• [GOAL]: Give back the whole listing exactly as shown.

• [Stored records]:
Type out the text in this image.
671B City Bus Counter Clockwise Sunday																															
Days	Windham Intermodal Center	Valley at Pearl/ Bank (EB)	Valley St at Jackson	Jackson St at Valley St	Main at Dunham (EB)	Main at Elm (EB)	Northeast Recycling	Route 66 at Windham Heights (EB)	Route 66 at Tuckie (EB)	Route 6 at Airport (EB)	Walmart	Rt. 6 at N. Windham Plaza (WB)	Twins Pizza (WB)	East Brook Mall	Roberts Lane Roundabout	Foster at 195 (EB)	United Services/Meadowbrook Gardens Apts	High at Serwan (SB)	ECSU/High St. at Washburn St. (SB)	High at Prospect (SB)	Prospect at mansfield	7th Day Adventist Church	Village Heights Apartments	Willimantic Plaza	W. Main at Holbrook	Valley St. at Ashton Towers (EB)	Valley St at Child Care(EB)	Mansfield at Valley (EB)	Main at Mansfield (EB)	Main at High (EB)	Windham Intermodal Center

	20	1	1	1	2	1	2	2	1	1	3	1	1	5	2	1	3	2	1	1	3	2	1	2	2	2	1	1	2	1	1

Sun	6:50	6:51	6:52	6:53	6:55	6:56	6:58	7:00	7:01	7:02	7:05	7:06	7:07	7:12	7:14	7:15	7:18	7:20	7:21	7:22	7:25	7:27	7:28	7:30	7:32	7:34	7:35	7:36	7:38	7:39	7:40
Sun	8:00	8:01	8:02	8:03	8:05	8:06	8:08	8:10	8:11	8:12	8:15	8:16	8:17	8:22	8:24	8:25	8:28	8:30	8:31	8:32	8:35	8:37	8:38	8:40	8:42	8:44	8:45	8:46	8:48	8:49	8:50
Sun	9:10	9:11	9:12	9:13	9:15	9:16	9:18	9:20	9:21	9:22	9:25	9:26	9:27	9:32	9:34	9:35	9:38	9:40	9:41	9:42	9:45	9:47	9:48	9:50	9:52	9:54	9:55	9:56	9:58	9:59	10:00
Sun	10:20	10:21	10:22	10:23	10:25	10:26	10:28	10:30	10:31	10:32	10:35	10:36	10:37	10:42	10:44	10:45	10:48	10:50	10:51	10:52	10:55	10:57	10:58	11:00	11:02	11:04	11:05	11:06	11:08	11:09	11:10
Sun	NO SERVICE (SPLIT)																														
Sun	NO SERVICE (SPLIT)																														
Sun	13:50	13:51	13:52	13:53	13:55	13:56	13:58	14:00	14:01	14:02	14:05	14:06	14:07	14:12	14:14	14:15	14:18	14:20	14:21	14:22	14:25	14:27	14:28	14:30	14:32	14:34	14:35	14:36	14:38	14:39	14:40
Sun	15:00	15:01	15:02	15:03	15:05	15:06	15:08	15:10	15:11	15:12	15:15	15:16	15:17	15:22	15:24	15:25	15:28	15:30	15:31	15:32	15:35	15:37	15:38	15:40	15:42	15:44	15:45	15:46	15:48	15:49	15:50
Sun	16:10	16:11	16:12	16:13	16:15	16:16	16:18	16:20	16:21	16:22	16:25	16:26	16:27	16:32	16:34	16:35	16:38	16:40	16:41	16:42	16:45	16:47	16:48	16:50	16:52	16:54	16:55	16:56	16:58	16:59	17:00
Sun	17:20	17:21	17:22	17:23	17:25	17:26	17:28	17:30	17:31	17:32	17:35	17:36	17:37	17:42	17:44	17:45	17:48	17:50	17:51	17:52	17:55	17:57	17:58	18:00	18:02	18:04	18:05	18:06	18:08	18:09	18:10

• [SOLUTION TO THIS EXERCISE]:
Type out the text in this image.
671B City Bus Counter Clockwise Sunday																															
Days	Windham Intermodal Center	Valley at Pearl/ Bank (EB)	Valley St at Jackson	Jackson St at Valley St	Main at Dunham (EB)	Main at Elm (EB)	Northeast Recycling	Route 66 at Windham Heights (EB)	Route 66 at Tuckie (EB)	Route 6 at Airport (EB)	Walmart	Rt. 6 at N. Windham Plaza (WB)	Twins Pizza (WB)	East Brook Mall	Roberts Lane Roundabout	Foster at 195 (EB)	United Services/Meadowbrook Gardens Apts	High at Serwan (SB)	ECSU/High St. at Washburn St. (SB)	High at Prospect (SB)	Prospect at mansfield	7th Day Adventist Church	Village Heights Apartments	Willimantic Plaza	W. Main at Holbrook	Valley St. at Ashton Towers (EB)	Valley St at Child Care(EB)	Mansfield at Valley (EB)	Main at Mansfield (EB)	Main at High (EB)	Windham Intermodal Center

	20	1	1	1	2	1	2	2	1	1	3	1	1	5	2	1	3	2	1	1	3	2	1	2	2	2	1	1	2	1	1

Sun	6:50	6:51	6:52	6:53	6:55	6:56	6:58	7:00	7:01	7:02	7:05	7:06	7:07	7:12	7:14	7:15	7:18	7:20	7:21	7:22	7:25	7:27	7:28	7:30	7:32	7:34	7:35	7:36	7:38	7:39	7:40
Sun	8:00	8:01	8:02	8:03	8:05	8:06	8:08	8:10	8:11	8:12	8:15	8:16	8:17	8:22	8:24	8:25	8:28	8:30	8:31	8:32	8:35	8:37	8:38	8:40	8:42	8:44	8:45	8:46	8:48	8:49	8:50
Sun	9:10	9:11	9:12	9:13	9:15	9:16	9:18	9:20	9:21	9:22	9:25	9:26	9:27	9:32	9:34	9:35	9:38	9:40	9:41	9:42	9:45	9:47	9:48	9:50	9:52	9:54	9:55	9:56	9:58	9:59	10:00
Sun	10:20	10:21	10:22	10:23	10:25	10:26	10:28	10:30	10:31	10:32	10:35	10:36	10:37	10:42	10:44	10:45	10:48	10:50	10:51	10:52	10:55	10:57	10:58	11:00	11:02	11:04	11:05	11:06	11:08	11:09	11:10
Sun	NO SERVICE (SPLIT)																														
Sun	NO SERVICE (SPLIT)																														
Sun	13:50	13:51	13:52	13:53	13:55	13:56	13:58	14:00	14:01	14:02	14:05	14:06	14:07	14:12	14:14	14:15	14:18	14:20	14:21	14:22	14:25	14:27	14:28	14:30	14:32	14:34	14:35	14:36	14:38	14:39	14:40
Sun	15:00	15:01	15:02	15:03	15:05	15:06	15:08	15:10	15:11	15:12	15:15	15:16	15:17	15:22	15:24	15:25	15:28	15:30	15:31	15:32	15:35	15:37	15:38	15:40	15:42	15:44	15:45	15:46	15:48	15:49	15:50
Sun	16:10	16:11	16:12	16:13	16:15	16:16	16:18	16:20	16:21	16:22	16:25	16:26	16:27	16:32	16:34	16:35	16:38	16:40	16:41	16:42	16:45	16:47	16:48	16:50	16:52	16:54	16:55	16:56	16:58	16:59	17:00
Sun	17:20	17:21	17:22	17:23	17:25	17:26	17:28	17:30	17:31	17:32	17:35	17:36	17:37	17:42	17:44	17:45	17:48	17:50	17:51	17:52	17:55	17:57	17:58	18:00	18:02	18:04	18:05	18:06	18:08	18:09	18:10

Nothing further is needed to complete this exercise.